··· DATA IN THIS EXERCISE

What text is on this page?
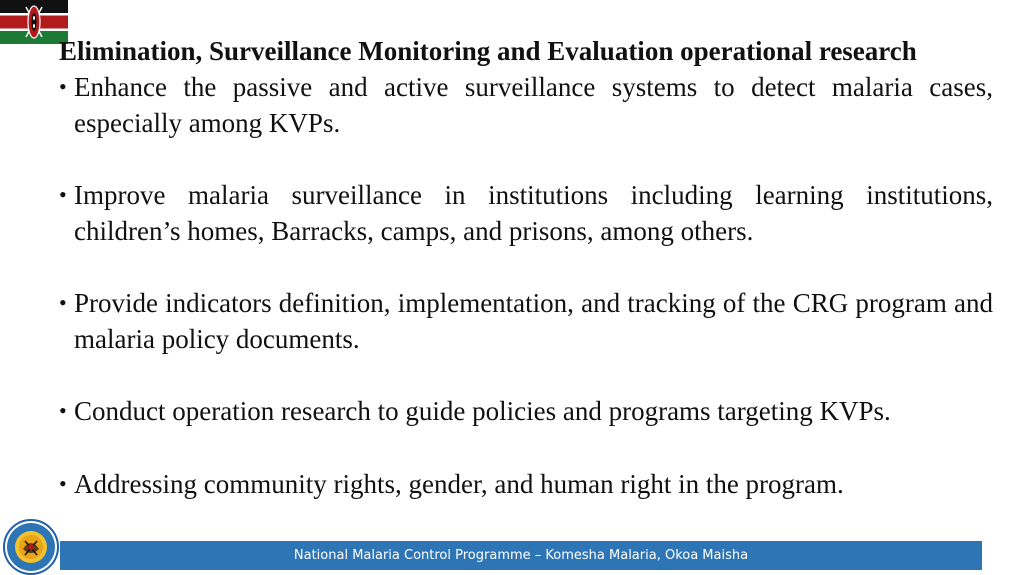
Elimination, Surveillance Monitoring and Evaluation operational research

• Enhance the passive and active surveillance systems to detect malaria cases, especially among KVPs.
• Improve malaria surveillance in institutions including learning institutions, children’s homes, Barracks, camps, and prisons, among others.
• Provide indicators definition, implementation, and tracking of the CRG program and malaria policy documents.
• Conduct operation research to guide policies and programs targeting KVPs.
• Addressing community rights, gender, and human right in the program.
National Malaria Control Programme – Komesha Malaria, Okoa Maisha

······

YOUR INSTRUCTIONS: Using the entries above, return each line that includes the word "research".

TASK RESPONSE:
Elimination, Surveillance Monitoring and Evaluation operational research
• Conduct operation research to guide policies and programs targeting KVPs.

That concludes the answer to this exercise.